Exercise aim ▸ Your answer should be a single number: the count of lines in the material below that hold "name".

Dataset content ▸

^^^^^^^^^^^^^^^^

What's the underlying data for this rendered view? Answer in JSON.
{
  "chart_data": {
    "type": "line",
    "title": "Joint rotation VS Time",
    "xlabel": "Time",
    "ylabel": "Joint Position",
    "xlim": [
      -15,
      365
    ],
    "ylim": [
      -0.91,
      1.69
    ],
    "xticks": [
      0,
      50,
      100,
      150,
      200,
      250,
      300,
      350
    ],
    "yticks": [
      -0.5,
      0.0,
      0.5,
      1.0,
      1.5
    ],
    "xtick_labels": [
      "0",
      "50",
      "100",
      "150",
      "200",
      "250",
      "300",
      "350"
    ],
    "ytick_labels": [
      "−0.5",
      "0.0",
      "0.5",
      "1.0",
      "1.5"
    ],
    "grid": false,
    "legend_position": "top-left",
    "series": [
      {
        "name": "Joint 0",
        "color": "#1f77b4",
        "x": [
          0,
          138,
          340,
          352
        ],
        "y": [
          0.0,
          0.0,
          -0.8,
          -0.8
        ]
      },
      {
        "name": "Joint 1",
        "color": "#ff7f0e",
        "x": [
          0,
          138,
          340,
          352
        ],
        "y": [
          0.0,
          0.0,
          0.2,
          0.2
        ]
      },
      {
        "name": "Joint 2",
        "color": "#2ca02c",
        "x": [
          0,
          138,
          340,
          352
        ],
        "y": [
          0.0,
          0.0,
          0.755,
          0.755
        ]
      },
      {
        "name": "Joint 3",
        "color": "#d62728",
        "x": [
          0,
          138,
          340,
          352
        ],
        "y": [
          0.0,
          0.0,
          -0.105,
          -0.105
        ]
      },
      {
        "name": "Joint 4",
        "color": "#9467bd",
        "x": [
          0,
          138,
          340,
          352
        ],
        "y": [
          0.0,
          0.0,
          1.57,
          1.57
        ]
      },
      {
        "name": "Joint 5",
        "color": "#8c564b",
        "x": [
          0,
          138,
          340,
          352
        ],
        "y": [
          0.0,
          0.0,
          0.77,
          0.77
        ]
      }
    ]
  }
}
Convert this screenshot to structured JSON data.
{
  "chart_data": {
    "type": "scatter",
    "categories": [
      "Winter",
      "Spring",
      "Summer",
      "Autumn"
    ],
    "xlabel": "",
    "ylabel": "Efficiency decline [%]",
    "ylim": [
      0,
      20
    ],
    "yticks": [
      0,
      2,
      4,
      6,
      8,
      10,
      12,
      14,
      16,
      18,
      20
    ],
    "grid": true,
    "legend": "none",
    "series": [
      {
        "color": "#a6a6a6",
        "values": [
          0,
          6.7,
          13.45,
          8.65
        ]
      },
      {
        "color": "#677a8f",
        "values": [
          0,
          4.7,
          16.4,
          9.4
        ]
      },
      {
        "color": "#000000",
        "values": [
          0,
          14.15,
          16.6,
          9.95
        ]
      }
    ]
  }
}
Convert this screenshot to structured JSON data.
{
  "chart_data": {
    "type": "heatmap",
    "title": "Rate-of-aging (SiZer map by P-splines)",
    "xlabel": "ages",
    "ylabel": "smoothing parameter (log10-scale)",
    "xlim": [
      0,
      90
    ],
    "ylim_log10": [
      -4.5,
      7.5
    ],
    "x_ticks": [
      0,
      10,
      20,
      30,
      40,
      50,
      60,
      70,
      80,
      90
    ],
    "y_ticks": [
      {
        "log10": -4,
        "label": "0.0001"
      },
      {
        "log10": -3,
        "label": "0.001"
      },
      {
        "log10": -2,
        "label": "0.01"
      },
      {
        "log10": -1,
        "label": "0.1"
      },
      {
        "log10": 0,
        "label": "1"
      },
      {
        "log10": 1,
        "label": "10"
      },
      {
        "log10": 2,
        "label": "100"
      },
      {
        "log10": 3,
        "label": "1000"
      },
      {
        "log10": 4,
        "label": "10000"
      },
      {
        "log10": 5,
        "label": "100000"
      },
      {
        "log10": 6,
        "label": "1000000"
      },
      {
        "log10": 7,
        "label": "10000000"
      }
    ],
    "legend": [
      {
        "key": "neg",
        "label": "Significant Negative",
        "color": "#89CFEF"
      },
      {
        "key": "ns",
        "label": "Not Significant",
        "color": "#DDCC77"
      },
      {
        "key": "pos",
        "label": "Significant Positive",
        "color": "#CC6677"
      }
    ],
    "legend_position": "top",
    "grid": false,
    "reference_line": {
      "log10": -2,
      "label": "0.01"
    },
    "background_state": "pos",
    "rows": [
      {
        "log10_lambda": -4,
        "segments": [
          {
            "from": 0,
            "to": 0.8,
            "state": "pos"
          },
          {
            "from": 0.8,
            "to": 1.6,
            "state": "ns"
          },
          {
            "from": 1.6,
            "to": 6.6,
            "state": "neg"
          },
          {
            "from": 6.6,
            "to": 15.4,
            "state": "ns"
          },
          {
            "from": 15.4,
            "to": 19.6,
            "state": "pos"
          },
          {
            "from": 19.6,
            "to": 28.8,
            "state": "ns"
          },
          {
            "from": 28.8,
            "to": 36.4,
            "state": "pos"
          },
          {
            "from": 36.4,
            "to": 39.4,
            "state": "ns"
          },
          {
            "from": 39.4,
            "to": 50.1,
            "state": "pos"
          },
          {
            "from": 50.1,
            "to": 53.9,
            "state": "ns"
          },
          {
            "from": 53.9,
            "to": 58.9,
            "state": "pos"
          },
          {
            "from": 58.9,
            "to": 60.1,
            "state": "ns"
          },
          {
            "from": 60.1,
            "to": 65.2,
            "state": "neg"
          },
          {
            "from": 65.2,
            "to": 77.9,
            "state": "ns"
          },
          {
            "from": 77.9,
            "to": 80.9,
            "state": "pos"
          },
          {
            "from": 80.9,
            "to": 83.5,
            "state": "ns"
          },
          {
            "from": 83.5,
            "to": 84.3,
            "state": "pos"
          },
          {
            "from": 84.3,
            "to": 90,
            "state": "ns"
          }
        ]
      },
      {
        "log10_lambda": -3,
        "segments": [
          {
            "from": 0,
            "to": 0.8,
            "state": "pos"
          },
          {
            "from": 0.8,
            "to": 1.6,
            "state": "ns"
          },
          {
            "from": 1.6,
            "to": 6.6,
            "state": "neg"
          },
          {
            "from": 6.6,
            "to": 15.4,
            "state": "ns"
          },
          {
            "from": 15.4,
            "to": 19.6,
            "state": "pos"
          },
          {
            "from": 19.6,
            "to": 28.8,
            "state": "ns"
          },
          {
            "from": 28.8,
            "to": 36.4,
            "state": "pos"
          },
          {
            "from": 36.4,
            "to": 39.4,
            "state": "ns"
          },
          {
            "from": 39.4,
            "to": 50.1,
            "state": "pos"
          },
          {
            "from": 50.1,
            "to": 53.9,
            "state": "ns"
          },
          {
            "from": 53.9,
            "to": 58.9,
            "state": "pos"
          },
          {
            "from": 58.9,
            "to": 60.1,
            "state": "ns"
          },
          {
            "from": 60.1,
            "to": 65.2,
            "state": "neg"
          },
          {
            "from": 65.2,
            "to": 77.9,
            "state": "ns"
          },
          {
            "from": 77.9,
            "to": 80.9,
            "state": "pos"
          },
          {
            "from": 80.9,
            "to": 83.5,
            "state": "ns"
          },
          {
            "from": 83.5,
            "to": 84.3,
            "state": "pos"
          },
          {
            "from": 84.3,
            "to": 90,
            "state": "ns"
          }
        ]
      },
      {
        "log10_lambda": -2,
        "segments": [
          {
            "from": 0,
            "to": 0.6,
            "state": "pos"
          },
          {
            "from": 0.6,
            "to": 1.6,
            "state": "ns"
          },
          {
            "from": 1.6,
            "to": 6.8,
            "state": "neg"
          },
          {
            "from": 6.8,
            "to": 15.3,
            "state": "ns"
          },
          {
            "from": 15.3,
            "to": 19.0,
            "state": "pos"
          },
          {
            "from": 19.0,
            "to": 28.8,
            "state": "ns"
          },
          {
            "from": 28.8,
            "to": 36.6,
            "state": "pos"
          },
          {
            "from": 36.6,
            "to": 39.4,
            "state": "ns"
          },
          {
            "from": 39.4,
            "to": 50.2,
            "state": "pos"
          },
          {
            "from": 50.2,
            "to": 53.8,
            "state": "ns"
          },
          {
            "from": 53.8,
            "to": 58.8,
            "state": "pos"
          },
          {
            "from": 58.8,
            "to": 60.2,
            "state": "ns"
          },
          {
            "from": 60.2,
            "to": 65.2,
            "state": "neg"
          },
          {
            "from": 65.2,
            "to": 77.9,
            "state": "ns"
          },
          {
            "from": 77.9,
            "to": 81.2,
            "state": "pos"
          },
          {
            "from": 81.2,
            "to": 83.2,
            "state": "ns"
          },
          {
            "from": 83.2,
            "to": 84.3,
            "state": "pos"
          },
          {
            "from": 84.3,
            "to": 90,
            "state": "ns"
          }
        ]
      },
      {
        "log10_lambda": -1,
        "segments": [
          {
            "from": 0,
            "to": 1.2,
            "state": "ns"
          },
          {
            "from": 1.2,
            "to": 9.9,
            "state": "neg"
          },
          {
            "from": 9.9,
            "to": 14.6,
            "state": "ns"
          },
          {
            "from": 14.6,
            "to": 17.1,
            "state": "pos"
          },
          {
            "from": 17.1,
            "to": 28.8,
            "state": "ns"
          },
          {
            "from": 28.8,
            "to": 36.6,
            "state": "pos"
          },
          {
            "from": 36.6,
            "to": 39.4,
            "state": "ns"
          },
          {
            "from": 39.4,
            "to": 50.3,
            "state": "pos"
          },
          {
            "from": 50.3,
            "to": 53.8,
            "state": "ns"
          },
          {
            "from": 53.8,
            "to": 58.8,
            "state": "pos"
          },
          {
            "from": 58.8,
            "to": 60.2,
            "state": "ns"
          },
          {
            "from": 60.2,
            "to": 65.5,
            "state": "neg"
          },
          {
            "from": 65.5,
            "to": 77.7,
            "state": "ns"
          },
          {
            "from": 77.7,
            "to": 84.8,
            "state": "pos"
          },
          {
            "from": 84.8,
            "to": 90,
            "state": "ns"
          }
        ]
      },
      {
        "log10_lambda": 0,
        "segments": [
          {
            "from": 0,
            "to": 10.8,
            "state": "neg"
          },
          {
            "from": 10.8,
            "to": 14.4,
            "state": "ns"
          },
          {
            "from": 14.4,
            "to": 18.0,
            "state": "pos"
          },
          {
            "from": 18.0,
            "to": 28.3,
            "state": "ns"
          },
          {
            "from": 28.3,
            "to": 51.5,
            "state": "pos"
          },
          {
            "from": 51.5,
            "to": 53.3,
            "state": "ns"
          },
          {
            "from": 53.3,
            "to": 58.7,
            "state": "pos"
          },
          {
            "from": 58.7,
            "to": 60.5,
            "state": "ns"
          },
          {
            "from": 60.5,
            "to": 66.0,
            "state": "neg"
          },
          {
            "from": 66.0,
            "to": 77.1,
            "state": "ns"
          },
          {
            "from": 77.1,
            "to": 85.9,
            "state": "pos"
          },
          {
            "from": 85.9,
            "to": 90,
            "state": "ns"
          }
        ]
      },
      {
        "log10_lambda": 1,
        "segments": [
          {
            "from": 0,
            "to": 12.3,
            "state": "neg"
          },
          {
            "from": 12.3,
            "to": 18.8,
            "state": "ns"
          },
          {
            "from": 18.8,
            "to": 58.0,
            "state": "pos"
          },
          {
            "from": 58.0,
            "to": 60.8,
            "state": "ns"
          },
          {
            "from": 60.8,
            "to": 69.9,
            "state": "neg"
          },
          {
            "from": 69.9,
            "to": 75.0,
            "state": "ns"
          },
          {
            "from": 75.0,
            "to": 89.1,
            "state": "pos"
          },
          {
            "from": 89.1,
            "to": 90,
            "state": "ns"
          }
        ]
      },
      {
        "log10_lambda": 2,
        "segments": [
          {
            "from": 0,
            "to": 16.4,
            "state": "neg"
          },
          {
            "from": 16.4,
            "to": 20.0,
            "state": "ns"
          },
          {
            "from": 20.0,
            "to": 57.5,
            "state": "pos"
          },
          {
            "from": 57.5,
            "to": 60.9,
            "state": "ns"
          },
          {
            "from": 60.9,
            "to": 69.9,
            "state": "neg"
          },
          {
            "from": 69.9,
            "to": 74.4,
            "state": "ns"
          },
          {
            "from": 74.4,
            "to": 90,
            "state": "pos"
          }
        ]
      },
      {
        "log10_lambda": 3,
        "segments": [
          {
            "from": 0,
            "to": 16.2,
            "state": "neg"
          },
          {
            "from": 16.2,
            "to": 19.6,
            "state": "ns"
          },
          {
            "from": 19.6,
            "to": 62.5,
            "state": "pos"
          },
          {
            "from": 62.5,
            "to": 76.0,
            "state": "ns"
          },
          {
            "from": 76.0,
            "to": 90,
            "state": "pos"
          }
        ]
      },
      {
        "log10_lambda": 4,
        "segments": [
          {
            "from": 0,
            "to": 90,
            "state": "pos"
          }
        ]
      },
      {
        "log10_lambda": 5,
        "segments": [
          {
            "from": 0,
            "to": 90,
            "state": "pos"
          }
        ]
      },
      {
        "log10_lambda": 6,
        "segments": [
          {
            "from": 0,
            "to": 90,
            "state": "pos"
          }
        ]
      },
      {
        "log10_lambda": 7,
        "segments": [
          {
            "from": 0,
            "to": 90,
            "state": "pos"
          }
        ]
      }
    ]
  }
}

^^^^^^^^^^^^^^^^

Result of the task ▸ 6